#### PROVIDED MATERIAL:
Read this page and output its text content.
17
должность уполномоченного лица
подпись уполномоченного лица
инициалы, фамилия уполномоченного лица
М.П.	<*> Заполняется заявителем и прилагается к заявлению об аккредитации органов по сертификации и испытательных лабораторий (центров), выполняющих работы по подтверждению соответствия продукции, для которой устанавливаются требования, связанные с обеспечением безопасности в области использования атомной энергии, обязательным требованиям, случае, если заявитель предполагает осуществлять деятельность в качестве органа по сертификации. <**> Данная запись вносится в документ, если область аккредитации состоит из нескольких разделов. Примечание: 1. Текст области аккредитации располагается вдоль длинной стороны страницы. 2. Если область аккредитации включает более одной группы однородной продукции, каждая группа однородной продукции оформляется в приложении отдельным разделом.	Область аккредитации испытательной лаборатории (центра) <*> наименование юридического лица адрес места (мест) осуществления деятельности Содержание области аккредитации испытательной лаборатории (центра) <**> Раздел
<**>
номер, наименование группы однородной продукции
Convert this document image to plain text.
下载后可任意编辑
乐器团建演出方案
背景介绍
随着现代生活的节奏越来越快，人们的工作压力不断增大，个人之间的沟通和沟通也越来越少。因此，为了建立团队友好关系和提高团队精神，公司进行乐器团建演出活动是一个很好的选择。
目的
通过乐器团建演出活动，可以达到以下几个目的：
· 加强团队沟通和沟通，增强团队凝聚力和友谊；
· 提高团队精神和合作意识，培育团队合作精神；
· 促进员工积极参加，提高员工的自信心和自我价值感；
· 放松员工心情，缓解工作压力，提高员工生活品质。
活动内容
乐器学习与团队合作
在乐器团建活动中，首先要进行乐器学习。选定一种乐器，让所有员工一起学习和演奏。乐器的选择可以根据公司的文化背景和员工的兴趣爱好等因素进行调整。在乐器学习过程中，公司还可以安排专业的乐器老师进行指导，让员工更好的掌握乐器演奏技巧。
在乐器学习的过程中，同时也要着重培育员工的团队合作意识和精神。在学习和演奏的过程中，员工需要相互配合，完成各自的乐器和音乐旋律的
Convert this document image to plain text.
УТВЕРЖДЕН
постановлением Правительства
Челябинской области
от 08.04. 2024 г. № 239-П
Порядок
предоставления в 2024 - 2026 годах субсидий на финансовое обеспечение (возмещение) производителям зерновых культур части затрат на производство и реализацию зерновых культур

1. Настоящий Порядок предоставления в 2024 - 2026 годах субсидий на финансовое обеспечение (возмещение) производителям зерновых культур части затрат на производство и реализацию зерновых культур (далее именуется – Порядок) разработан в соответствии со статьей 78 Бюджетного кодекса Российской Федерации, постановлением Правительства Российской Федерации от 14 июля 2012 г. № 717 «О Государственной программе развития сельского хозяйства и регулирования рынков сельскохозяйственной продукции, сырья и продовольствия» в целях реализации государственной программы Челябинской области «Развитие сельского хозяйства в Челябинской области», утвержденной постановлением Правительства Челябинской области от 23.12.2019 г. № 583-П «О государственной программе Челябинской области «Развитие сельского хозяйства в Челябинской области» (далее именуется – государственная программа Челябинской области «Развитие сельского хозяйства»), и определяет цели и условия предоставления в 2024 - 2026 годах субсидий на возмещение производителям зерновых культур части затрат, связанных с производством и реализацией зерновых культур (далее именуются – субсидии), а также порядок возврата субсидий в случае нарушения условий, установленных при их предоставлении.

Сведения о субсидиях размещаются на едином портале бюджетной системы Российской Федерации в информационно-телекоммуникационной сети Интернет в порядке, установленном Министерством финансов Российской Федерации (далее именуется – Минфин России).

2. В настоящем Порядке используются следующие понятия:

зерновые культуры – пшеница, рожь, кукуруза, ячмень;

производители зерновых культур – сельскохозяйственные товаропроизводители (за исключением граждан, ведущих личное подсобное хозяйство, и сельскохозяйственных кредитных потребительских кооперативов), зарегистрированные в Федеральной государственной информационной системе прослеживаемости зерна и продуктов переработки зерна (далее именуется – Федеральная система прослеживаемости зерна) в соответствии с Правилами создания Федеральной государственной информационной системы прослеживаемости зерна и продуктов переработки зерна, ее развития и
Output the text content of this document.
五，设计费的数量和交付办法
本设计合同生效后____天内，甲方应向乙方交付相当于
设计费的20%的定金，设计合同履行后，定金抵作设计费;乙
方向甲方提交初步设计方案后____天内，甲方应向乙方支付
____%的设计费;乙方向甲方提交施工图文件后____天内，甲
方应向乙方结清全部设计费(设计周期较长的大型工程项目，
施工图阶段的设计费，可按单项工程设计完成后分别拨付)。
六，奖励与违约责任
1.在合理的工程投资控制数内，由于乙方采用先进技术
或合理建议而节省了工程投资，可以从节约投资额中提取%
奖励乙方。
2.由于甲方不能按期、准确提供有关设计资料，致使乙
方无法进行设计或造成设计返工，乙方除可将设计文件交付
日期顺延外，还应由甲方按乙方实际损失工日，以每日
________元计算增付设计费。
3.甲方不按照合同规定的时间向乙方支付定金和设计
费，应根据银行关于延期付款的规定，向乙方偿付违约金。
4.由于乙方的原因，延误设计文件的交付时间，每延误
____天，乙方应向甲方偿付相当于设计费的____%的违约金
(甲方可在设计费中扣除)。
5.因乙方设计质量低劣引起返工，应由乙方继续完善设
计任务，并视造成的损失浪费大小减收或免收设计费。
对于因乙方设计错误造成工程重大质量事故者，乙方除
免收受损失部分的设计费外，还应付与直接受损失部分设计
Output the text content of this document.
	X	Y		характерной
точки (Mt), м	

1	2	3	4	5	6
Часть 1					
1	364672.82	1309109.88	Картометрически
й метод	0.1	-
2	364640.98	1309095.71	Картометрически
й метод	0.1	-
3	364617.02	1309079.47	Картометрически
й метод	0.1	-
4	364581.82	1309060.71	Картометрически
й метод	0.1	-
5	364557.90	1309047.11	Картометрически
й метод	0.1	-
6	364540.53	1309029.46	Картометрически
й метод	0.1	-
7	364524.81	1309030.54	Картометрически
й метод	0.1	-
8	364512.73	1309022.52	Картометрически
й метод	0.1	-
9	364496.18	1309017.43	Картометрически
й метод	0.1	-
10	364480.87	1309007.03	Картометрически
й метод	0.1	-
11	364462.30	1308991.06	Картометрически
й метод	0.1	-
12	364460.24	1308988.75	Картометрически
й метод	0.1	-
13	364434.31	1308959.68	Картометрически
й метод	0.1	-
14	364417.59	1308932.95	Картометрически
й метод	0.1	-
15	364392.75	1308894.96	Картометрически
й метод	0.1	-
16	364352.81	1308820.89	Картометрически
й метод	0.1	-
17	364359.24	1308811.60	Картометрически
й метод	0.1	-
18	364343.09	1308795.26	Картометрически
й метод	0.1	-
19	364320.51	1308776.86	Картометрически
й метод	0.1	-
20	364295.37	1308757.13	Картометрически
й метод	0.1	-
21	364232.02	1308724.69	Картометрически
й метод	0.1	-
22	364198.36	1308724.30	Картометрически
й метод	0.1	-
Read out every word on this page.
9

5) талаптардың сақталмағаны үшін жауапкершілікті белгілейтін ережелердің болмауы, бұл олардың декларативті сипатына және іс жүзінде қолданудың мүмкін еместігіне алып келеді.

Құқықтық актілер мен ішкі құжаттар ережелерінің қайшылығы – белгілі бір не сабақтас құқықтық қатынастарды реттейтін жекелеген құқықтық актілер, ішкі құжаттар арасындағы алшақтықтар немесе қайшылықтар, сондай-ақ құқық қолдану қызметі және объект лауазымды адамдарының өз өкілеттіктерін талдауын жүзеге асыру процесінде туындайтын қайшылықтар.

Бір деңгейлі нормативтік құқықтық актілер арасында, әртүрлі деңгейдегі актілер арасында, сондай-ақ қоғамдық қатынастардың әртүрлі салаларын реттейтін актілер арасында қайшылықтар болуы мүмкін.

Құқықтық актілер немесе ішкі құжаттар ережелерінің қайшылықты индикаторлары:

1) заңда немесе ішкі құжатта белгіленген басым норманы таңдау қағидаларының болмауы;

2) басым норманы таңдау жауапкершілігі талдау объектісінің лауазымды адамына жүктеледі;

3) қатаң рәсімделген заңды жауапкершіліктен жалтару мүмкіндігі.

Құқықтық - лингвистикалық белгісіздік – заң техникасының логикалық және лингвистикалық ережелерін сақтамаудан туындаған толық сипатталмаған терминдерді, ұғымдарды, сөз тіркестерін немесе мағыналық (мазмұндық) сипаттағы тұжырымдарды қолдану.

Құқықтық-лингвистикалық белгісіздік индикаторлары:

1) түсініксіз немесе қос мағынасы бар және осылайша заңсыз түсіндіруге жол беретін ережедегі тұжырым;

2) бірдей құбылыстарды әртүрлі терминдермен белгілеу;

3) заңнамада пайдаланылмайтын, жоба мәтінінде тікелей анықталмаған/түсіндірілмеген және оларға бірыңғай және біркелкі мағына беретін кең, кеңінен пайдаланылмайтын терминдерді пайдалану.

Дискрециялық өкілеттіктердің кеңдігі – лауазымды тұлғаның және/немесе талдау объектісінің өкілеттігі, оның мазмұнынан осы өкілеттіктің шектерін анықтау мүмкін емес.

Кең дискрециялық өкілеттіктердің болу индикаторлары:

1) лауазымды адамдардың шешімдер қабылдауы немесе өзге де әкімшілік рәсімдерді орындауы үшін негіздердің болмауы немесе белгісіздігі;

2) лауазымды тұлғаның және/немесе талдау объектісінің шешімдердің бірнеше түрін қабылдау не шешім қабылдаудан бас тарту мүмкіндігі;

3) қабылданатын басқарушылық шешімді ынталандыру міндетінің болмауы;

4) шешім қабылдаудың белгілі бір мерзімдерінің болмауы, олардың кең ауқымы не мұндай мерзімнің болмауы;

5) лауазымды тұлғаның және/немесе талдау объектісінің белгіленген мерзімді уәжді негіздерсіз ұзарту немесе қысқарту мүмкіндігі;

#### PROBLEM DESCRIPTION:
List all lines in the material containing the string "беретін".

#### FULL SOLUTION:
1) түсініксіз немесе қос мағынасы бар және осылайша заңсыз түсіндіруге жол беретін ережедегі тұжырым;
3) заңнамада пайдаланылмайтын, жоба мәтінінде тікелей анықталмаған/түсіндірілмеген және оларға бірыңғай және біркелкі мағына беретін кең, кеңінен пайдаланылмайтын терминдерді пайдалану.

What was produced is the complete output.